Every line of the records below should be restated exactly.

[Records for this task start]

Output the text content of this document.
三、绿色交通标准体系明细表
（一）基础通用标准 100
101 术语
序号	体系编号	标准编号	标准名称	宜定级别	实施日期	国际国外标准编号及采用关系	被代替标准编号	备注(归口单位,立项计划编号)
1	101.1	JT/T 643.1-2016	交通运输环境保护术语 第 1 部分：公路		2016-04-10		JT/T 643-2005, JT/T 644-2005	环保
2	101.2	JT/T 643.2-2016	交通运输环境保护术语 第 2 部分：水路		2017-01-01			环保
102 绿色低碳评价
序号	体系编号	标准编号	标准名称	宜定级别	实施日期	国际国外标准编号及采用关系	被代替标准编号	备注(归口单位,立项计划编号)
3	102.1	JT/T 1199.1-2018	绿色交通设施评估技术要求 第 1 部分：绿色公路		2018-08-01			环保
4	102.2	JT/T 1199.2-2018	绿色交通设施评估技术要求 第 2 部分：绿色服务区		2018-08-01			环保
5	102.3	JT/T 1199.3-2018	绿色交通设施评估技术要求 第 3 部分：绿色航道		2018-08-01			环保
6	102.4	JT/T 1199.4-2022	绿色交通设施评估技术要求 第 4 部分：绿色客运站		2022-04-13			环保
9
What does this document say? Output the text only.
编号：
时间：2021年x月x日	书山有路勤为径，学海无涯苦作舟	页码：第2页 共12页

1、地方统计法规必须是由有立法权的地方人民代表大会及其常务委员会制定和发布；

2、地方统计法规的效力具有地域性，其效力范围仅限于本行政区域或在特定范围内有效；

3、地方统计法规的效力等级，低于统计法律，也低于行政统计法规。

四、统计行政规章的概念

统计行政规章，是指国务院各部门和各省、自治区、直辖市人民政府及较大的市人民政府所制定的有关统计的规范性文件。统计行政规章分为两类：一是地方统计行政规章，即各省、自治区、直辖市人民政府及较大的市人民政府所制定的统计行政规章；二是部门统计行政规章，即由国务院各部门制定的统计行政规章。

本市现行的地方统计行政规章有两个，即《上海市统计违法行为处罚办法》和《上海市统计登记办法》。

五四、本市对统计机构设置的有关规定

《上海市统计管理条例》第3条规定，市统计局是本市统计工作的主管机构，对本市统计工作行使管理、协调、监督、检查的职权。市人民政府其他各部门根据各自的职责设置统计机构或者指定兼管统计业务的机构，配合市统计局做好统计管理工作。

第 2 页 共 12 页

[Records for this task end]

_Output:_
Output the text content of this document.
三、绿色交通标准体系明细表
（一）基础通用标准 100
101 术语
序号	体系编号	标准编号	标准名称	宜定级别	实施日期	国际国外标准编号及采用关系	被代替标准编号	备注(归口单位,立项计划编号)
1	101.1	JT/T 643.1-2016	交通运输环境保护术语 第 1 部分：公路		2016-04-10		JT/T 643-2005, JT/T 644-2005	环保
2	101.2	JT/T 643.2-2016	交通运输环境保护术语 第 2 部分：水路		2017-01-01			环保
102 绿色低碳评价
序号	体系编号	标准编号	标准名称	宜定级别	实施日期	国际国外标准编号及采用关系	被代替标准编号	备注(归口单位,立项计划编号)
3	102.1	JT/T 1199.1-2018	绿色交通设施评估技术要求 第 1 部分：绿色公路		2018-08-01			环保
4	102.2	JT/T 1199.2-2018	绿色交通设施评估技术要求 第 2 部分：绿色服务区		2018-08-01			环保
5	102.3	JT/T 1199.3-2018	绿色交通设施评估技术要求 第 3 部分：绿色航道		2018-08-01			环保
6	102.4	JT/T 1199.4-2022	绿色交通设施评估技术要求 第 4 部分：绿色客运站		2022-04-13			环保
9
What does this document say? Output the text only.
编号：
时间：2021年x月x日	书山有路勤为径，学海无涯苦作舟	页码：第2页 共12页

1、地方统计法规必须是由有立法权的地方人民代表大会及其常务委员会制定和发布；

2、地方统计法规的效力具有地域性，其效力范围仅限于本行政区域或在特定范围内有效；

3、地方统计法规的效力等级，低于统计法律，也低于行政统计法规。

四、统计行政规章的概念

统计行政规章，是指国务院各部门和各省、自治区、直辖市人民政府及较大的市人民政府所制定的有关统计的规范性文件。统计行政规章分为两类：一是地方统计行政规章，即各省、自治区、直辖市人民政府及较大的市人民政府所制定的统计行政规章；二是部门统计行政规章，即由国务院各部门制定的统计行政规章。

本市现行的地方统计行政规章有两个，即《上海市统计违法行为处罚办法》和《上海市统计登记办法》。

五四、本市对统计机构设置的有关规定

《上海市统计管理条例》第3条规定，市统计局是本市统计工作的主管机构，对本市统计工作行使管理、协调、监督、检查的职权。市人民政府其他各部门根据各自的职责设置统计机构或者指定兼管统计业务的机构，配合市统计局做好统计管理工作。

第 2 页 共 12 页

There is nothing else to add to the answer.